# Material to process
▬▬▬

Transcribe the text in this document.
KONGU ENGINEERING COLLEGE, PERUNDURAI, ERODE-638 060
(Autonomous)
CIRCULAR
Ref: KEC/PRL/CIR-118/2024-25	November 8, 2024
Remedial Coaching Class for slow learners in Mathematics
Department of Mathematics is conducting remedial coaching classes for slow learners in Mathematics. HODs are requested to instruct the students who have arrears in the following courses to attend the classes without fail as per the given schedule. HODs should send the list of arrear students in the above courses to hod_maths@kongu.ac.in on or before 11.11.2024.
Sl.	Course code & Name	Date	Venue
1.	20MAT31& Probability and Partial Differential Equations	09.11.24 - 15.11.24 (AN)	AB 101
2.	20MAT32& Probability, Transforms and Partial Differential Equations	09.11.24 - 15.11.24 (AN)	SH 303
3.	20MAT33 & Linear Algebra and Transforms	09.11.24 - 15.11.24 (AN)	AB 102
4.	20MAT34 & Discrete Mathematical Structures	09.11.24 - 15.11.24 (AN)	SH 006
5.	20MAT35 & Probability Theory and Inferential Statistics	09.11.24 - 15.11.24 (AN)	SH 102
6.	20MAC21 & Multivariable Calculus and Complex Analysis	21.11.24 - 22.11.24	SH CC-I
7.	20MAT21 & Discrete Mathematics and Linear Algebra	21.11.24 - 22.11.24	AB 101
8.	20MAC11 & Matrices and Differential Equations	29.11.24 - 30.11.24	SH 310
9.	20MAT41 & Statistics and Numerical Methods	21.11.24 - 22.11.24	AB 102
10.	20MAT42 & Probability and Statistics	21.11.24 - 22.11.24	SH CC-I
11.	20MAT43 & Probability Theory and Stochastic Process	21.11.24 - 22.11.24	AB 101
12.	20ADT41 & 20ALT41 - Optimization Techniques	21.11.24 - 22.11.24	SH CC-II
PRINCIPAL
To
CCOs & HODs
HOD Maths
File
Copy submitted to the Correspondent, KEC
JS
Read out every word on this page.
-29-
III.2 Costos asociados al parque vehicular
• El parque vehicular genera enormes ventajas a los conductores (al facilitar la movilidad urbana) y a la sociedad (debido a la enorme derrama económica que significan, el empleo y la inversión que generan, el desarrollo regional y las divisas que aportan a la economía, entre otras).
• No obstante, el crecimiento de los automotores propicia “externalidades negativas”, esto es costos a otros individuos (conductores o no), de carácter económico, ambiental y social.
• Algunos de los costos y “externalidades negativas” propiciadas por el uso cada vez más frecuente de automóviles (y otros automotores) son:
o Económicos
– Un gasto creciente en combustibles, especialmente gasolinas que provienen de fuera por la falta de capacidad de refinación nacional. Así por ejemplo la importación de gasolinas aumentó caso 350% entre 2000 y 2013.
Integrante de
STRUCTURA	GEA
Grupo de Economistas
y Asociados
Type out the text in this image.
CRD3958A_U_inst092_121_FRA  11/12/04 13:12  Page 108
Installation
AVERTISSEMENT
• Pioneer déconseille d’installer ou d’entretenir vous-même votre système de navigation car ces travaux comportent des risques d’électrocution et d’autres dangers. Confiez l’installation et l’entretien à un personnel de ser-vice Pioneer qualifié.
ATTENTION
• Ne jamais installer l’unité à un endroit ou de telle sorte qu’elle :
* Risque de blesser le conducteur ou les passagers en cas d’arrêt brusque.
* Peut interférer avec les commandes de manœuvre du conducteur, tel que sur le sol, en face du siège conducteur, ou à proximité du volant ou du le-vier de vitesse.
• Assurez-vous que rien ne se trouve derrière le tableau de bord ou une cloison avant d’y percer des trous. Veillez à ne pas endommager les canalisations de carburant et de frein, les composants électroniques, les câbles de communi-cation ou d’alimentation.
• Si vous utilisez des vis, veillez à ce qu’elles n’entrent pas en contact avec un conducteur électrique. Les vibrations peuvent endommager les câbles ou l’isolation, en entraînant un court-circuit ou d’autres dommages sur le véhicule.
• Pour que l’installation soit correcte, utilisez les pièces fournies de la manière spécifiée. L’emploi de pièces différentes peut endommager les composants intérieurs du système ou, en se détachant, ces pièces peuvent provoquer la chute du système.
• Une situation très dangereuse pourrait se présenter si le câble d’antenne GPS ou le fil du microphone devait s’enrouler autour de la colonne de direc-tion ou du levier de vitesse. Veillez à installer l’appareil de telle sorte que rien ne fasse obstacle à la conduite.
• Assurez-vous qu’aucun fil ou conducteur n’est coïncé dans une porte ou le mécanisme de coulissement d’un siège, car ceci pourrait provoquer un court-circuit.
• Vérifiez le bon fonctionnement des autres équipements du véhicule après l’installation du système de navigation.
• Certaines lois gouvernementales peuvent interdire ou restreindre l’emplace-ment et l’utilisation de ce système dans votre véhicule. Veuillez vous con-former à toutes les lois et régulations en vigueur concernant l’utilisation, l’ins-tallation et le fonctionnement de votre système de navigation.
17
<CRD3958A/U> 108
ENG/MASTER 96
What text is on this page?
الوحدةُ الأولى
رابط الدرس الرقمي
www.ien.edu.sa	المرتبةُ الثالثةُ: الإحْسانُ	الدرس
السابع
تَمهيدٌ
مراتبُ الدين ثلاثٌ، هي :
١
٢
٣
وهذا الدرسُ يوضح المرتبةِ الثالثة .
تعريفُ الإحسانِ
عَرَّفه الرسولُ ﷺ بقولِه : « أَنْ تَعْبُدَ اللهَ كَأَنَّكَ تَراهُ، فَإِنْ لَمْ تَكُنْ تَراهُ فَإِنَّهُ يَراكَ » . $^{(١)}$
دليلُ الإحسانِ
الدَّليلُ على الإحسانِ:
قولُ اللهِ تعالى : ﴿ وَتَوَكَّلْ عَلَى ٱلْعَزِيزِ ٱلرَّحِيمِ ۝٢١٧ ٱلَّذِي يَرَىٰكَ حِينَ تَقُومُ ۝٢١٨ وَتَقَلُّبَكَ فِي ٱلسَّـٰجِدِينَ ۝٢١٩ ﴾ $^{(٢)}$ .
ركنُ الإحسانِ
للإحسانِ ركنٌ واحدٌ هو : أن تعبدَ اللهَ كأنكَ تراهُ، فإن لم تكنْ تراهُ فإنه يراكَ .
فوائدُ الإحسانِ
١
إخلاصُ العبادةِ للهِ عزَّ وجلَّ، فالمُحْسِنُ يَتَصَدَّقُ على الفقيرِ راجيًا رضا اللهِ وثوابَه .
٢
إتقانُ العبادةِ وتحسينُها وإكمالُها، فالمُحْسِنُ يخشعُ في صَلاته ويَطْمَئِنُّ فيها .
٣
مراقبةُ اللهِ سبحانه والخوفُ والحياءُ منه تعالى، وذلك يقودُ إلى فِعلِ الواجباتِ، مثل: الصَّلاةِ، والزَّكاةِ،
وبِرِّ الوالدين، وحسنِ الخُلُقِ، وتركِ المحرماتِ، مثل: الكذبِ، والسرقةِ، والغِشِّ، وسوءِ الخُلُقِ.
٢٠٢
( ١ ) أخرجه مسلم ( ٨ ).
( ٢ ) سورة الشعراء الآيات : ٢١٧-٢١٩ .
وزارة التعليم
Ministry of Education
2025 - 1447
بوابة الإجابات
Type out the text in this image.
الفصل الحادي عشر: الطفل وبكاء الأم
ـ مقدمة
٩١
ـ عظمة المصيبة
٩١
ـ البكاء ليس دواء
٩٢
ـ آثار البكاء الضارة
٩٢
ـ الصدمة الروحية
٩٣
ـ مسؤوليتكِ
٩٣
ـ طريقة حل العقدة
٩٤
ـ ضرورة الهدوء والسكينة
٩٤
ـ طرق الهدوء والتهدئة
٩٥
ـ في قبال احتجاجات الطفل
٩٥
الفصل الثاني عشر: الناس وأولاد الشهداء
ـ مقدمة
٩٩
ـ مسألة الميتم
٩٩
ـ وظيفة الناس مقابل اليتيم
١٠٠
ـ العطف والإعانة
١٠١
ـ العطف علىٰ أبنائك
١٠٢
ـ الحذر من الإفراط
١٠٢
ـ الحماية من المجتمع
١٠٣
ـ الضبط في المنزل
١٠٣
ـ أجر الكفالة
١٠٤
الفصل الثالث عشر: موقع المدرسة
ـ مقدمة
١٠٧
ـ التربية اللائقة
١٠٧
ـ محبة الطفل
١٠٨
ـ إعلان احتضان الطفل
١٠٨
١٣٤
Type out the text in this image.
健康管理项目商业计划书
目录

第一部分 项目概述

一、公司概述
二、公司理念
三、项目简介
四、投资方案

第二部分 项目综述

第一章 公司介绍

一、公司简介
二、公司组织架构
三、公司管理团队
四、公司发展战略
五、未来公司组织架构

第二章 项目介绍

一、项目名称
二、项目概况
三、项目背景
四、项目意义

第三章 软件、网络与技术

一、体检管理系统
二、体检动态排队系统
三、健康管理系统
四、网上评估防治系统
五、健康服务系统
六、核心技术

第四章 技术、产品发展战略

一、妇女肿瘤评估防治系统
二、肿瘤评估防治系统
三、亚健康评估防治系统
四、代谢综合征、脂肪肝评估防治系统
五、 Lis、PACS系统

▬▬▬

# Required task
Begin at the line containing "What text is on this page?" and reproduce each line through the end of the records above.

# Output for this task
What text is on this page?
الوحدةُ الأولى
رابط الدرس الرقمي
www.ien.edu.sa	المرتبةُ الثالثةُ: الإحْسانُ	الدرس
السابع
تَمهيدٌ
مراتبُ الدين ثلاثٌ، هي :
١
٢
٣
وهذا الدرسُ يوضح المرتبةِ الثالثة .
تعريفُ الإحسانِ
عَرَّفه الرسولُ ﷺ بقولِه : « أَنْ تَعْبُدَ اللهَ كَأَنَّكَ تَراهُ، فَإِنْ لَمْ تَكُنْ تَراهُ فَإِنَّهُ يَراكَ » . $^{(١)}$
دليلُ الإحسانِ
الدَّليلُ على الإحسانِ:
قولُ اللهِ تعالى : ﴿ وَتَوَكَّلْ عَلَى ٱلْعَزِيزِ ٱلرَّحِيمِ ۝٢١٧ ٱلَّذِي يَرَىٰكَ حِينَ تَقُومُ ۝٢١٨ وَتَقَلُّبَكَ فِي ٱلسَّـٰجِدِينَ ۝٢١٩ ﴾ $^{(٢)}$ .
ركنُ الإحسانِ
للإحسانِ ركنٌ واحدٌ هو : أن تعبدَ اللهَ كأنكَ تراهُ، فإن لم تكنْ تراهُ فإنه يراكَ .
فوائدُ الإحسانِ
١
إخلاصُ العبادةِ للهِ عزَّ وجلَّ، فالمُحْسِنُ يَتَصَدَّقُ على الفقيرِ راجيًا رضا اللهِ وثوابَه .
٢
إتقانُ العبادةِ وتحسينُها وإكمالُها، فالمُحْسِنُ يخشعُ في صَلاته ويَطْمَئِنُّ فيها .
٣
مراقبةُ اللهِ سبحانه والخوفُ والحياءُ منه تعالى، وذلك يقودُ إلى فِعلِ الواجباتِ، مثل: الصَّلاةِ، والزَّكاةِ،
وبِرِّ الوالدين، وحسنِ الخُلُقِ، وتركِ المحرماتِ، مثل: الكذبِ، والسرقةِ، والغِشِّ، وسوءِ الخُلُقِ.
٢٠٢
( ١ ) أخرجه مسلم ( ٨ ).
( ٢ ) سورة الشعراء الآيات : ٢١٧-٢١٩ .
وزارة التعليم
Ministry of Education
2025 - 1447
بوابة الإجابات
Type out the text in this image.
الفصل الحادي عشر: الطفل وبكاء الأم
ـ مقدمة
٩١
ـ عظمة المصيبة
٩١
ـ البكاء ليس دواء
٩٢
ـ آثار البكاء الضارة
٩٢
ـ الصدمة الروحية
٩٣
ـ مسؤوليتكِ
٩٣
ـ طريقة حل العقدة
٩٤
ـ ضرورة الهدوء والسكينة
٩٤
ـ طرق الهدوء والتهدئة
٩٥
ـ في قبال احتجاجات الطفل
٩٥
الفصل الثاني عشر: الناس وأولاد الشهداء
ـ مقدمة
٩٩
ـ مسألة الميتم
٩٩
ـ وظيفة الناس مقابل اليتيم
١٠٠
ـ العطف والإعانة
١٠١
ـ العطف علىٰ أبنائك
١٠٢
ـ الحذر من الإفراط
١٠٢
ـ الحماية من المجتمع
١٠٣
ـ الضبط في المنزل
١٠٣
ـ أجر الكفالة
١٠٤
الفصل الثالث عشر: موقع المدرسة
ـ مقدمة
١٠٧
ـ التربية اللائقة
١٠٧
ـ محبة الطفل
١٠٨
ـ إعلان احتضان الطفل
١٠٨
١٣٤
Type out the text in this image.
健康管理项目商业计划书
目录

第一部分 项目概述

一、公司概述
二、公司理念
三、项目简介
四、投资方案

第二部分 项目综述

第一章 公司介绍

一、公司简介
二、公司组织架构
三、公司管理团队
四、公司发展战略
五、未来公司组织架构

第二章 项目介绍

一、项目名称
二、项目概况
三、项目背景
四、项目意义

第三章 软件、网络与技术

一、体检管理系统
二、体检动态排队系统
三、健康管理系统
四、网上评估防治系统
五、健康服务系统
六、核心技术

第四章 技术、产品发展战略

一、妇女肿瘤评估防治系统
二、肿瘤评估防治系统
三、亚健康评估防治系统
四、代谢综合征、脂肪肝评估防治系统
五、 Lis、PACS系统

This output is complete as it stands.